Records contained in a dataset
+ + +

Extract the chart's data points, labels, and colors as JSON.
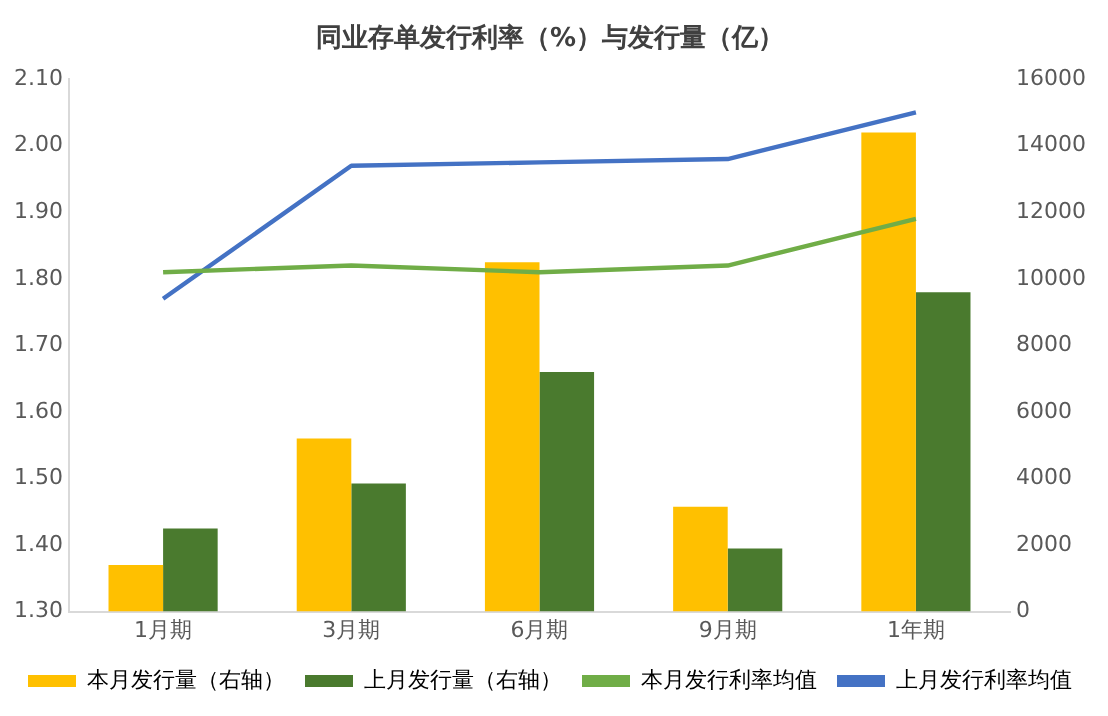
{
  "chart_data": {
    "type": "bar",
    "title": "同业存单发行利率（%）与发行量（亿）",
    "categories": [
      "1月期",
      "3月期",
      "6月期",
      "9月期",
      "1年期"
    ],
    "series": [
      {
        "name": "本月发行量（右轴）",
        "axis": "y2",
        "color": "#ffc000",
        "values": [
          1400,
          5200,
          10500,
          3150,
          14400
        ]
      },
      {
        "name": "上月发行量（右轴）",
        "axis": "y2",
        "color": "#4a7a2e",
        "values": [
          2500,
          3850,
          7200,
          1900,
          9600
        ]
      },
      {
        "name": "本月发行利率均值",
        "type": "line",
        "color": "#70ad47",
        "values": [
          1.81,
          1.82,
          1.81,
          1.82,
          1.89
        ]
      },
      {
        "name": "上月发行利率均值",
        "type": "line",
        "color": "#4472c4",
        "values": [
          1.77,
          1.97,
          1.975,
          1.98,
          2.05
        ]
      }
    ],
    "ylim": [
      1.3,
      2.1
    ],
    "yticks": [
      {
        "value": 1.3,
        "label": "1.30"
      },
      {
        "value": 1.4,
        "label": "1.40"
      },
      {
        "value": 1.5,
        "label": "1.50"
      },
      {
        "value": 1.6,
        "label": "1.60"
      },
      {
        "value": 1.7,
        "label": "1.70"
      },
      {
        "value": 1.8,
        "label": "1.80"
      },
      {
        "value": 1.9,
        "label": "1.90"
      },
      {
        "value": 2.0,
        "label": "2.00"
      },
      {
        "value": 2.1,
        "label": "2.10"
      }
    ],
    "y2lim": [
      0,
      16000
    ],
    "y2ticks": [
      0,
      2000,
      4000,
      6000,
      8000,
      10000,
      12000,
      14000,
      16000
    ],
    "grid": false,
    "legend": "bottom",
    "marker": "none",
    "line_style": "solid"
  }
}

+ + +

Each line that holds the string "name" counts once; give the total and nothing else.

4